+++ SUPPLIED DATA
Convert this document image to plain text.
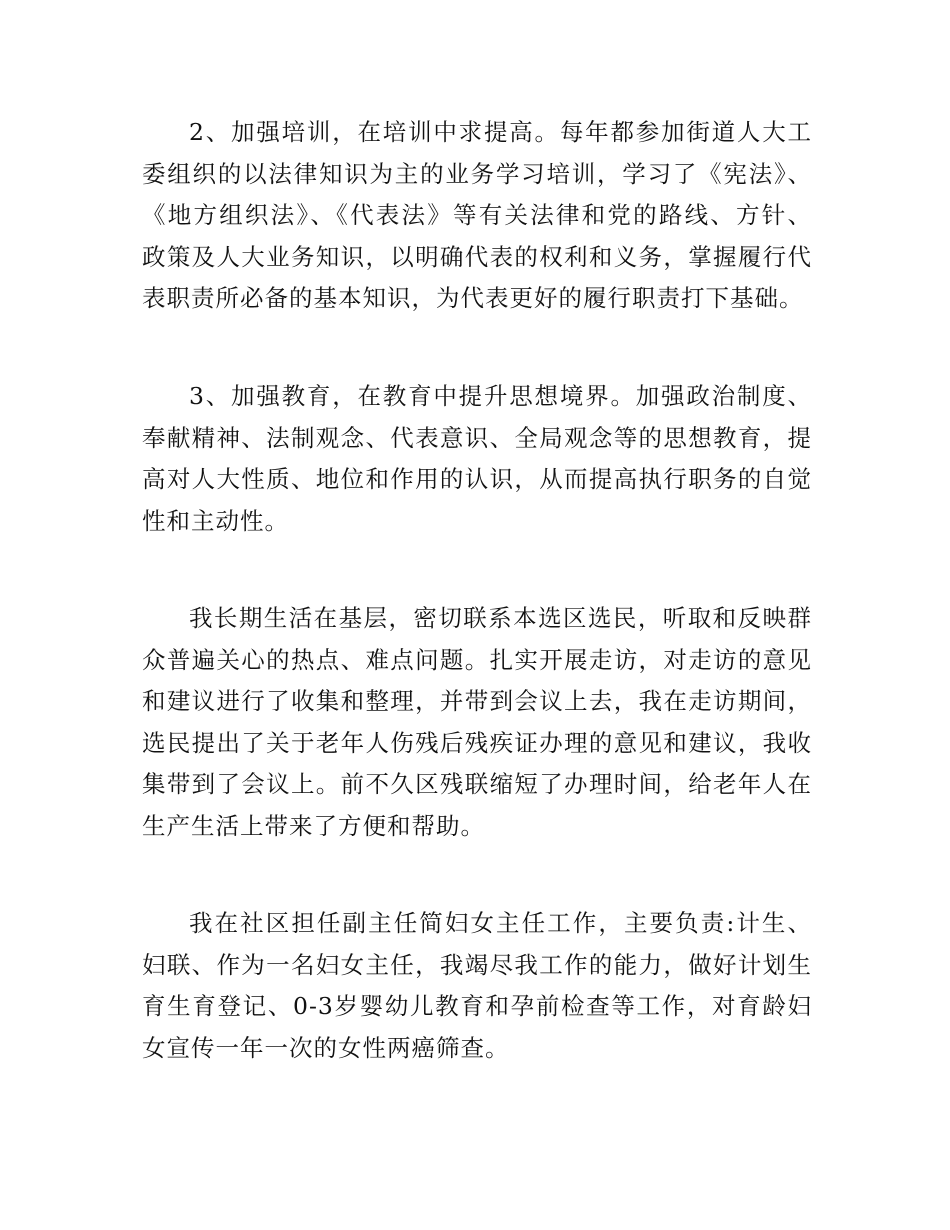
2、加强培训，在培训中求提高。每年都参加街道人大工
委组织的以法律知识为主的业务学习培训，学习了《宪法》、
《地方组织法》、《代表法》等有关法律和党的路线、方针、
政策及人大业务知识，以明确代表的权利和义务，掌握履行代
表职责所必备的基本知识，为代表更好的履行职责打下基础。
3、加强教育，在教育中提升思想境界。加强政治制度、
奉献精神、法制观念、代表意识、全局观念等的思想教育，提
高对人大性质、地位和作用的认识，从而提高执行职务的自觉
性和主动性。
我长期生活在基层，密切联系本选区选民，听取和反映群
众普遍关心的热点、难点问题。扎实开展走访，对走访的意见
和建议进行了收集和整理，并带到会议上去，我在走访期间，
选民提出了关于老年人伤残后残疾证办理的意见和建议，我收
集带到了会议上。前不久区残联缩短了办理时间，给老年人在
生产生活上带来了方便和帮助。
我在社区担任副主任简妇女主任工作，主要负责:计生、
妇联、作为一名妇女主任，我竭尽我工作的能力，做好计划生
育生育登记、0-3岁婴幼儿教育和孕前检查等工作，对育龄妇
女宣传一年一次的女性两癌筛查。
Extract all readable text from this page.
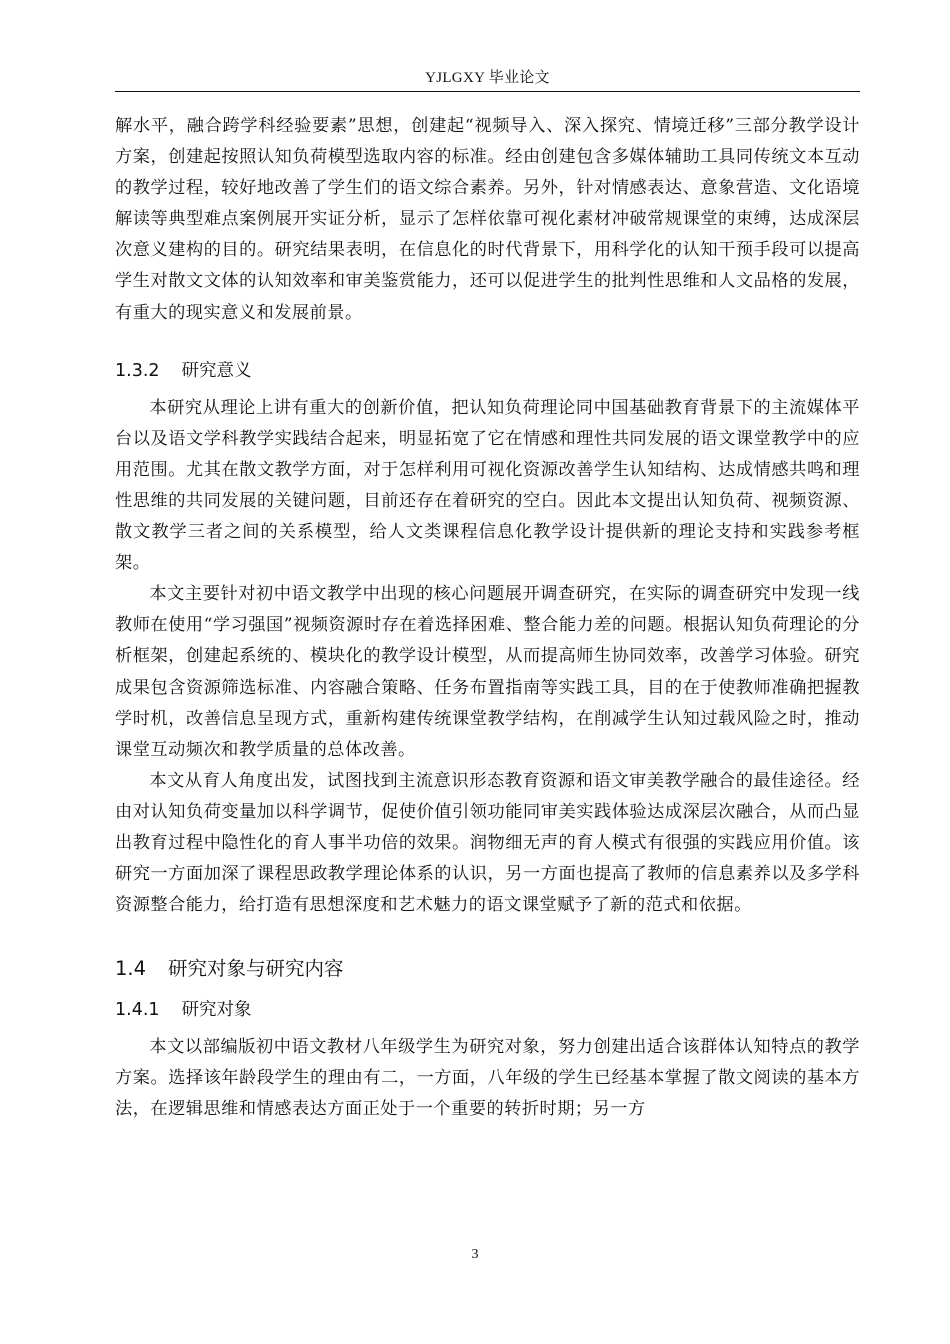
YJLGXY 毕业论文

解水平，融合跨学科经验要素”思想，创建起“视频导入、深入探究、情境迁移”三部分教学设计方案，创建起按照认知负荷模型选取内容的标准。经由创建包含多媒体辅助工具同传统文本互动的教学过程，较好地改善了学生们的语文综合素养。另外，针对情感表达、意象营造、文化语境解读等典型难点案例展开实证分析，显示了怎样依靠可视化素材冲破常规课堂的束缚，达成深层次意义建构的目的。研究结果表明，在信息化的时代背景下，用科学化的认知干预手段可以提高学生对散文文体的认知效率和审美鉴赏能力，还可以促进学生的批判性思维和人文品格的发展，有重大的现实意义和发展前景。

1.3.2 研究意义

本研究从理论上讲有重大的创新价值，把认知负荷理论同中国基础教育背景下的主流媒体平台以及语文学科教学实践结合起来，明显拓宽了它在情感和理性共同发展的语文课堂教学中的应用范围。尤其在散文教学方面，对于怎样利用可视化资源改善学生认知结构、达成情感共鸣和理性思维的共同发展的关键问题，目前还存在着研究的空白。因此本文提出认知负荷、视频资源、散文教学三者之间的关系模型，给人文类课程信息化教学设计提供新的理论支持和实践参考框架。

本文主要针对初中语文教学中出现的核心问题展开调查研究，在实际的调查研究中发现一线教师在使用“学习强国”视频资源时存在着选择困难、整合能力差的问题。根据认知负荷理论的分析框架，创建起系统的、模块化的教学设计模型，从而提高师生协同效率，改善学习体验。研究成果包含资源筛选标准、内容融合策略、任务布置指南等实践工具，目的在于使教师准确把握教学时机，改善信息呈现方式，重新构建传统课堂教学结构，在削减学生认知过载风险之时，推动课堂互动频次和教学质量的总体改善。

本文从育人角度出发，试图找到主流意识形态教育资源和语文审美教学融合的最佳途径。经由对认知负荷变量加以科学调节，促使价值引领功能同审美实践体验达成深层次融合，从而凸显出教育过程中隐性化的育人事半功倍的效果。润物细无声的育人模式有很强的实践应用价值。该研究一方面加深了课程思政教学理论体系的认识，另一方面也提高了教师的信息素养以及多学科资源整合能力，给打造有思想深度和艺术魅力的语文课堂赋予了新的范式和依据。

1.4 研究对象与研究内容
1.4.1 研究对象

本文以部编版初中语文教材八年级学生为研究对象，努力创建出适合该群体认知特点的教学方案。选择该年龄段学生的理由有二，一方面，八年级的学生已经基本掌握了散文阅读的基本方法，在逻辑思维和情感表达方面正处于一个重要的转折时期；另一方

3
++++++
+++ SUPPLIED DATA
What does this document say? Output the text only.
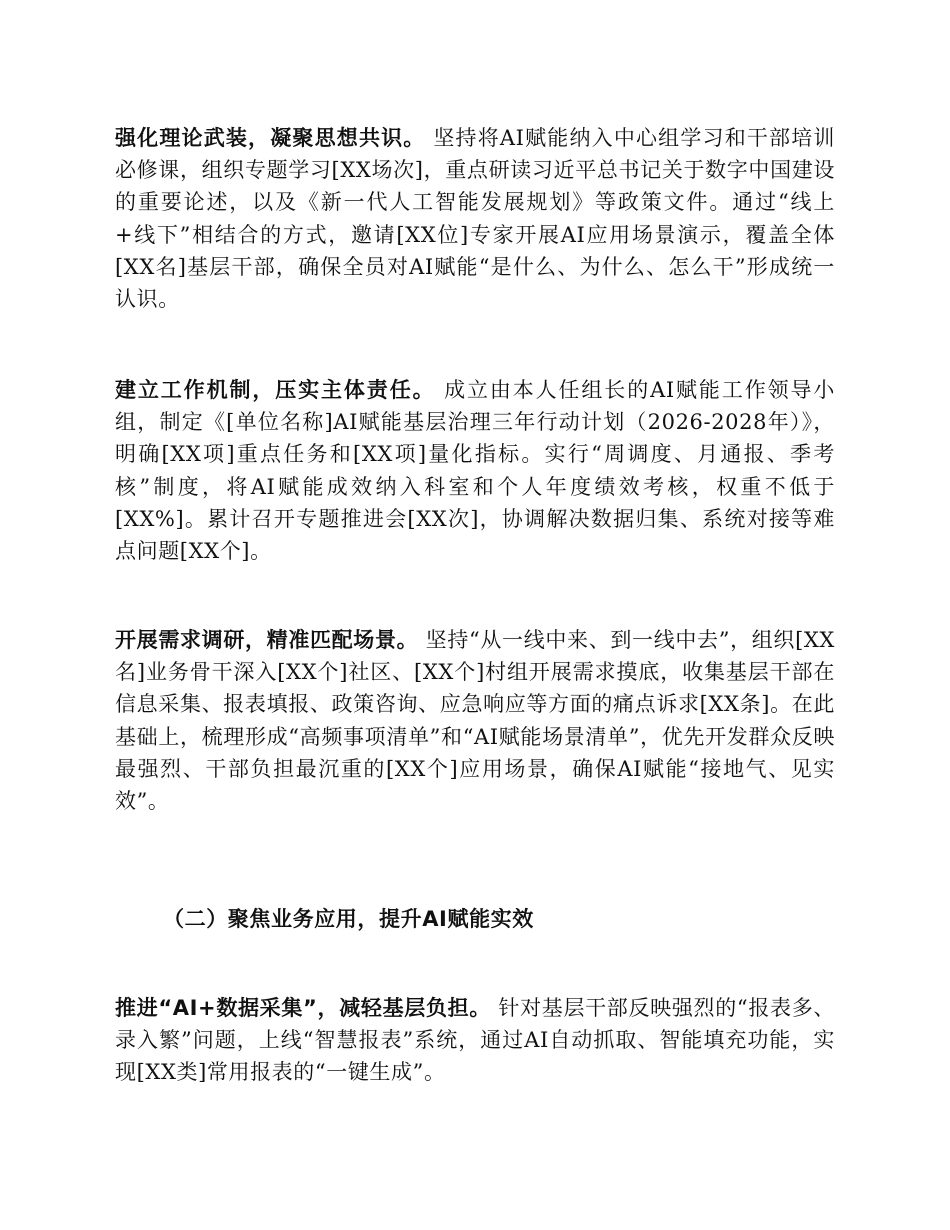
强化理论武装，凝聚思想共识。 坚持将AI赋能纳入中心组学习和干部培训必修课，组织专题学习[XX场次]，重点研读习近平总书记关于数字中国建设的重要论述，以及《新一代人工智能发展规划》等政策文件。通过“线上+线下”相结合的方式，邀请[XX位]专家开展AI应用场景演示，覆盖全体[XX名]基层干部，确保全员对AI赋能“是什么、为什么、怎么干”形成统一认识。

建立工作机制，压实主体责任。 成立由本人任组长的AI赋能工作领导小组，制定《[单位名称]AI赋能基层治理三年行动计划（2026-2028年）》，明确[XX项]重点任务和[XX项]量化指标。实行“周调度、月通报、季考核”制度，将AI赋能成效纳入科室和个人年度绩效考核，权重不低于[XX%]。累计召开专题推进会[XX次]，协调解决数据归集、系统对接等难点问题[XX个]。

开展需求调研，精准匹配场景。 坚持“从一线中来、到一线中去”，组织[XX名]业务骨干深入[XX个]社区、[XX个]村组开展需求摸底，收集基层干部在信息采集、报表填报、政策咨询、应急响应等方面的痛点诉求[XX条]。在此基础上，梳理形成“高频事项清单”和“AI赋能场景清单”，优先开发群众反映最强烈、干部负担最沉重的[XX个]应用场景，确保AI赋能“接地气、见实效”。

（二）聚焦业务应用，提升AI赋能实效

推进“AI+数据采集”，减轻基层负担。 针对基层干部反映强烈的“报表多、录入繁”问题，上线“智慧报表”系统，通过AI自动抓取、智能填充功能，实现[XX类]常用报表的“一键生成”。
++++++
YOUR TASK — Where a line of the material above holds the string "text", copy that line.

ANSWER TO THIS EXERCISE —
Convert this document image to plain text.
Extract all readable text from this page.
What does this document say? Output the text only.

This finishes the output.